#### [THE REQUEST]
Write out every line below that includes the word "panel".
— START OF GIVEN DATA —
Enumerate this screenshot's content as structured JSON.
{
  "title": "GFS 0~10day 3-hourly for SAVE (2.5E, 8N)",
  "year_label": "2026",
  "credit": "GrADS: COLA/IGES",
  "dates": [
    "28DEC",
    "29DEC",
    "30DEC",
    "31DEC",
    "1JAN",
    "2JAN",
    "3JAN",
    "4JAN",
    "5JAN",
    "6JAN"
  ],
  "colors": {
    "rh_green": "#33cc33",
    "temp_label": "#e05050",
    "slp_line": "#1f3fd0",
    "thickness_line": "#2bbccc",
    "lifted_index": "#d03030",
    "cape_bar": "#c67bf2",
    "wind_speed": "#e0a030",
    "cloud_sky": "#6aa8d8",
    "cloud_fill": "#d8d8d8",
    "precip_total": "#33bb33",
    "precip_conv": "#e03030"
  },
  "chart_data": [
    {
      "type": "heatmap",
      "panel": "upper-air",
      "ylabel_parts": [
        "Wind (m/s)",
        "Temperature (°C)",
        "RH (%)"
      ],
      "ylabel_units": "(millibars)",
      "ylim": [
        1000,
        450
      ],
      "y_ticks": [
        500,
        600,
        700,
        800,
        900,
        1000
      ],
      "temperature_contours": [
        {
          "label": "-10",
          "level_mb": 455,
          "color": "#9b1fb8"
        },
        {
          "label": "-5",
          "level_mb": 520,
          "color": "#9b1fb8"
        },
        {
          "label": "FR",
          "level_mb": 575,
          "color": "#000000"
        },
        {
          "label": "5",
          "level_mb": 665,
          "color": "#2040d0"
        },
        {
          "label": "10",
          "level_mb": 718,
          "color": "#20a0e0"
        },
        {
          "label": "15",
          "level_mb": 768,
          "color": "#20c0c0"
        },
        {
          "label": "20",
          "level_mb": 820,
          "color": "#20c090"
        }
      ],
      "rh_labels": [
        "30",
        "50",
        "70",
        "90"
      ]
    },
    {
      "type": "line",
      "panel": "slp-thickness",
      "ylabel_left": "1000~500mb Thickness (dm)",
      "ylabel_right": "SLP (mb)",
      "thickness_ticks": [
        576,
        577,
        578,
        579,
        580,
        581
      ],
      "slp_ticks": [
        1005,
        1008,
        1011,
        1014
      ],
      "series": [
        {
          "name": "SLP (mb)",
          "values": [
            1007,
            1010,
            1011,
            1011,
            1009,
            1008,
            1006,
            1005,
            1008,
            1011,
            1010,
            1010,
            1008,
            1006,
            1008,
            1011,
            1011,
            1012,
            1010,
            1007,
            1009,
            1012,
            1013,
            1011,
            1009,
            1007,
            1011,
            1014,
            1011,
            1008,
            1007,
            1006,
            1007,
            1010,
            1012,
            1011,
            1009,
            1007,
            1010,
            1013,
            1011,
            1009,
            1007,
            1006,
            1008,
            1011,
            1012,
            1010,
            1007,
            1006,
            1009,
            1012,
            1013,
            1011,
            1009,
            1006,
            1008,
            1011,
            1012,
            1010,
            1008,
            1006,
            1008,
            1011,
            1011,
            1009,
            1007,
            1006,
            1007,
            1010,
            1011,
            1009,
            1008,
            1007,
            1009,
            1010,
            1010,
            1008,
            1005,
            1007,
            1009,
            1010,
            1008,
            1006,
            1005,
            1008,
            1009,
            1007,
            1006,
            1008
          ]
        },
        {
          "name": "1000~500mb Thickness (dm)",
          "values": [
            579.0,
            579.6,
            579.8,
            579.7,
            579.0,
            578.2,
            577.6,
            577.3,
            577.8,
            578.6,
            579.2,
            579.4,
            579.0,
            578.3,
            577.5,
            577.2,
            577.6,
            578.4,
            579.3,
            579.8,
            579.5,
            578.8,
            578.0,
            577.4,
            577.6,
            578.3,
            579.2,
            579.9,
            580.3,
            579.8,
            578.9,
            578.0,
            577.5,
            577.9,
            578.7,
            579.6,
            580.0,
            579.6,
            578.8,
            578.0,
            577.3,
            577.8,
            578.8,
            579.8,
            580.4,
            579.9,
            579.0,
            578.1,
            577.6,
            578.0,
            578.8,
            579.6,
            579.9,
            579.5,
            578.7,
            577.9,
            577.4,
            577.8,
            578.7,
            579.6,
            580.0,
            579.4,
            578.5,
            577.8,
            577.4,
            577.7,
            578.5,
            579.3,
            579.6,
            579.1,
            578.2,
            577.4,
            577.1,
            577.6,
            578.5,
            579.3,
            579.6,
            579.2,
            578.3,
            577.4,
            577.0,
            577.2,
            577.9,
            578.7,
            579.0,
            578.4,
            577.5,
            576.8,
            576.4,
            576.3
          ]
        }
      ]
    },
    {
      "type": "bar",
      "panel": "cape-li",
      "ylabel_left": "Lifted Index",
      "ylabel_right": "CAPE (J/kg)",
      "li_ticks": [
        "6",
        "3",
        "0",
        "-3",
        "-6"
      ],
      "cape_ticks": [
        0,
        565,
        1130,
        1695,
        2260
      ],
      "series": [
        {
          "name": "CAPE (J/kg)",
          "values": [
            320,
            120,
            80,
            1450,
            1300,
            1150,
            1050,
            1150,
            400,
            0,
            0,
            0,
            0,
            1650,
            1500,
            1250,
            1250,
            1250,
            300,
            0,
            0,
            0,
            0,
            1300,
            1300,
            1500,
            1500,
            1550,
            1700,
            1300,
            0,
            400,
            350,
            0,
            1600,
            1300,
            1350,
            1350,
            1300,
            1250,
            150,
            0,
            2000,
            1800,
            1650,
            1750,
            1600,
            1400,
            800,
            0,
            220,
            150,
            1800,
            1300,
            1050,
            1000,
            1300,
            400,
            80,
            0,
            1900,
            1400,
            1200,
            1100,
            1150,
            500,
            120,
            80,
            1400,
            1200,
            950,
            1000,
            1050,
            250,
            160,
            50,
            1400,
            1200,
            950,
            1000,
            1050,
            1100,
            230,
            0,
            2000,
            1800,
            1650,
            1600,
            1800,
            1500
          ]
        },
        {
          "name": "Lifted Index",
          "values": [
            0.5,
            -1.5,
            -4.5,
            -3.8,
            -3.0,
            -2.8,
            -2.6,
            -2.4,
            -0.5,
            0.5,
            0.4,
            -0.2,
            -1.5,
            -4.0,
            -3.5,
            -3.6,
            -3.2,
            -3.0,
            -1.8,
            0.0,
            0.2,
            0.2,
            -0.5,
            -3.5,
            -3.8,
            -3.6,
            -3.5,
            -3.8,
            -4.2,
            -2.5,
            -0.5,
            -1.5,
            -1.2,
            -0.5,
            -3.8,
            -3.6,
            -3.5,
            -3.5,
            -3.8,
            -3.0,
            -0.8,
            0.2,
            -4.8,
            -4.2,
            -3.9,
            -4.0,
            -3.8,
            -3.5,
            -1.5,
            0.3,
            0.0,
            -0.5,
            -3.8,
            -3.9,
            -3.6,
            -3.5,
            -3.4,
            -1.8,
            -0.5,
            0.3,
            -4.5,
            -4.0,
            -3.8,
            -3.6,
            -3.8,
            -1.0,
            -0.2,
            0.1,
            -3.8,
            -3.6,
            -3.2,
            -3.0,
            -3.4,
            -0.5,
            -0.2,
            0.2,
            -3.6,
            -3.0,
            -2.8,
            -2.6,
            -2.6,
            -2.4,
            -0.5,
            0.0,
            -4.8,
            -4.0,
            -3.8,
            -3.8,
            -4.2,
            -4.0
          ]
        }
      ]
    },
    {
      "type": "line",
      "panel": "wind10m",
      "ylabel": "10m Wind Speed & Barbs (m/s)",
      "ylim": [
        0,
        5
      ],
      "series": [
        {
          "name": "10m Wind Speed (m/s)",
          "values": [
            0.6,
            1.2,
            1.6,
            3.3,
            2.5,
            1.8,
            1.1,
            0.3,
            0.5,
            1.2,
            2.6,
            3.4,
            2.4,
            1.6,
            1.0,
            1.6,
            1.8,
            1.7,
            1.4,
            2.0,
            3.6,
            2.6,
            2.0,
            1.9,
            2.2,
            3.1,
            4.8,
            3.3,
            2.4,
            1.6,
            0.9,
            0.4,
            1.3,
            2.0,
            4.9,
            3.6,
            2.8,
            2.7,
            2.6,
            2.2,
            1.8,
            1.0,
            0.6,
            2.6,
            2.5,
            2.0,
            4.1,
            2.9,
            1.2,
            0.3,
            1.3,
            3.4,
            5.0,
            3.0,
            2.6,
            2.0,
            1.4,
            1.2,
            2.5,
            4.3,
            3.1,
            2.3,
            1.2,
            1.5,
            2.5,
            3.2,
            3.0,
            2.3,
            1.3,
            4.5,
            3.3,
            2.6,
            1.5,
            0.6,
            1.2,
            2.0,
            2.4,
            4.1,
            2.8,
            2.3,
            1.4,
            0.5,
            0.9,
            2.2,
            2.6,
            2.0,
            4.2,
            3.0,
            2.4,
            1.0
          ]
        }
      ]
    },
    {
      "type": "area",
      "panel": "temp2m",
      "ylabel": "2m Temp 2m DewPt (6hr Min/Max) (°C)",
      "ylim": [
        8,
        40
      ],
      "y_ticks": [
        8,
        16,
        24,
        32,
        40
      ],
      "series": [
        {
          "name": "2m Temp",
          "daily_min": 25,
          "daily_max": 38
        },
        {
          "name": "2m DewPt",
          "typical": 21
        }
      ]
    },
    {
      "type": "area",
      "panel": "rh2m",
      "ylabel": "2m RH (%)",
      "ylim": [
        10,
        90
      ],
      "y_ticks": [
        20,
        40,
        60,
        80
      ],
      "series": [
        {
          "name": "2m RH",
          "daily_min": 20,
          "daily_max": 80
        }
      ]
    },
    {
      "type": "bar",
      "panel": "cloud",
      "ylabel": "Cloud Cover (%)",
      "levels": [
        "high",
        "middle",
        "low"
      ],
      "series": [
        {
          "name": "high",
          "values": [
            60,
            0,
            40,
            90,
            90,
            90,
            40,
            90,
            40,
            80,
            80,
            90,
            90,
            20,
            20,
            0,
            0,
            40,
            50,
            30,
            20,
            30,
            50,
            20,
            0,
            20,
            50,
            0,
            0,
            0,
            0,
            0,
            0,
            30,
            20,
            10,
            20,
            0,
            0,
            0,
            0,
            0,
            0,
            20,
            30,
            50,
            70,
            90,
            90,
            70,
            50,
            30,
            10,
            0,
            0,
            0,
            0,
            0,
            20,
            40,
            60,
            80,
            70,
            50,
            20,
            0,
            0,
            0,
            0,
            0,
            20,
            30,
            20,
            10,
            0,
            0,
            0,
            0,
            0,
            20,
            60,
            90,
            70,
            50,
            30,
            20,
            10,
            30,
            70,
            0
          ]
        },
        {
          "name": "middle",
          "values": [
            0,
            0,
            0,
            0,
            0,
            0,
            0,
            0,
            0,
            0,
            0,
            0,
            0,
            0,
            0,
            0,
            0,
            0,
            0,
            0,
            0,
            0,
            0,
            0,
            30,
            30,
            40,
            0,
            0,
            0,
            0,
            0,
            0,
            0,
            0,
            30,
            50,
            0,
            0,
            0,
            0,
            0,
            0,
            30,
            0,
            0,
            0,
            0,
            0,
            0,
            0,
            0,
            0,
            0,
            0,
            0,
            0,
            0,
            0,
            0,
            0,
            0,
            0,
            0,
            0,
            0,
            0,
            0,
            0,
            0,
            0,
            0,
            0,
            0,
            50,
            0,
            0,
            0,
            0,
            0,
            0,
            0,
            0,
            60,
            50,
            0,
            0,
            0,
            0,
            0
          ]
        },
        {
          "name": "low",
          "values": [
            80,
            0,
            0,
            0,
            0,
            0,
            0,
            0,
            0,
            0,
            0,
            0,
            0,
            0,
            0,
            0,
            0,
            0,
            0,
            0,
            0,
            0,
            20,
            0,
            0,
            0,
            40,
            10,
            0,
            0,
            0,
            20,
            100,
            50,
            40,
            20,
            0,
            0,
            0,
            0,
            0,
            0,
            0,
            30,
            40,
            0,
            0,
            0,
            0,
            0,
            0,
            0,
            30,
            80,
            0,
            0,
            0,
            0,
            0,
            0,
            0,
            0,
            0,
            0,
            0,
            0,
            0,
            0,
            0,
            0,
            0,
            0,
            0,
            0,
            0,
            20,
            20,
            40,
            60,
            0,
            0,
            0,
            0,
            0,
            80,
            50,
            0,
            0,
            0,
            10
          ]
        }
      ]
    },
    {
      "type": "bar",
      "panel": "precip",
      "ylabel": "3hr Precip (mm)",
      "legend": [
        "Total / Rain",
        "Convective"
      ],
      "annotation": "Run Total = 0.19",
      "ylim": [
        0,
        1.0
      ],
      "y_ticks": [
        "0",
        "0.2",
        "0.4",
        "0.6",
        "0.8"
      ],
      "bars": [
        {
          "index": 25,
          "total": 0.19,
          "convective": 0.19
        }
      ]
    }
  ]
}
— END OF GIVEN DATA —
#### [REPLY TO THE EXERCISE]
      "panel": "upper-air",
      "panel": "slp-thickness",
      "panel": "cape-li",
      "panel": "wind10m",
      "panel": "temp2m",
      "panel": "rh2m",
      "panel": "cloud",
      "panel": "precip",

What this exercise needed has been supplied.